EXERCISE —
The answer is one number: how many lines hold the string "DFMEA".

TASK MATERIAL —
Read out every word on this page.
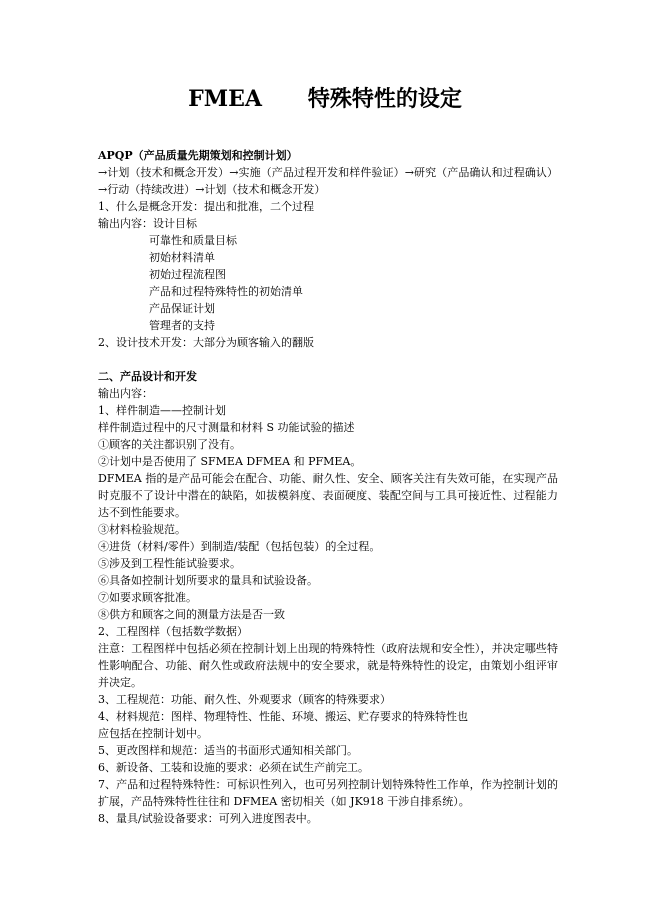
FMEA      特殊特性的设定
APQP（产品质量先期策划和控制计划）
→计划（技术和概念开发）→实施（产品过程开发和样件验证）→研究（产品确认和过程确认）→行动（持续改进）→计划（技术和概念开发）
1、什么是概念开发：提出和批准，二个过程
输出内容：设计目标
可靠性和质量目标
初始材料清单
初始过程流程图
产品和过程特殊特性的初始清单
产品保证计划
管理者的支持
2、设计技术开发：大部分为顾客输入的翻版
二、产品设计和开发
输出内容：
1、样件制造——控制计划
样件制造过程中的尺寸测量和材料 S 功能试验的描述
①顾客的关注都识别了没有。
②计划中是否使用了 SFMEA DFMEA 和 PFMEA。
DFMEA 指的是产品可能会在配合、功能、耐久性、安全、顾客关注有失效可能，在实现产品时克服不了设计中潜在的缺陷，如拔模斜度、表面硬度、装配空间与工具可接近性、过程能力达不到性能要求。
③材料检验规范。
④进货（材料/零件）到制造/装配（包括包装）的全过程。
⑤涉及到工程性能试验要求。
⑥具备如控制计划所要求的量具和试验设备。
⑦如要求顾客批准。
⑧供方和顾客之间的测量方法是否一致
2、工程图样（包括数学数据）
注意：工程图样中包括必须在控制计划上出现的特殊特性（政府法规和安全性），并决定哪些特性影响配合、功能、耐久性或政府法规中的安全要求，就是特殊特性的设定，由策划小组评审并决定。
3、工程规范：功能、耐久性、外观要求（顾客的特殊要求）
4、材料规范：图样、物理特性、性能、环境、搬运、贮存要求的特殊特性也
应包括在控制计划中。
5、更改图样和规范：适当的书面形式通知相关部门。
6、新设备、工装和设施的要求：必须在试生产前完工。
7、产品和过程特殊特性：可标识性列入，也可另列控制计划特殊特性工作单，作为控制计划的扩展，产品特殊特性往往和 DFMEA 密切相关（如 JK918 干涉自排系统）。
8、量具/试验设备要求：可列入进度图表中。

CORRECT ANSWER —
3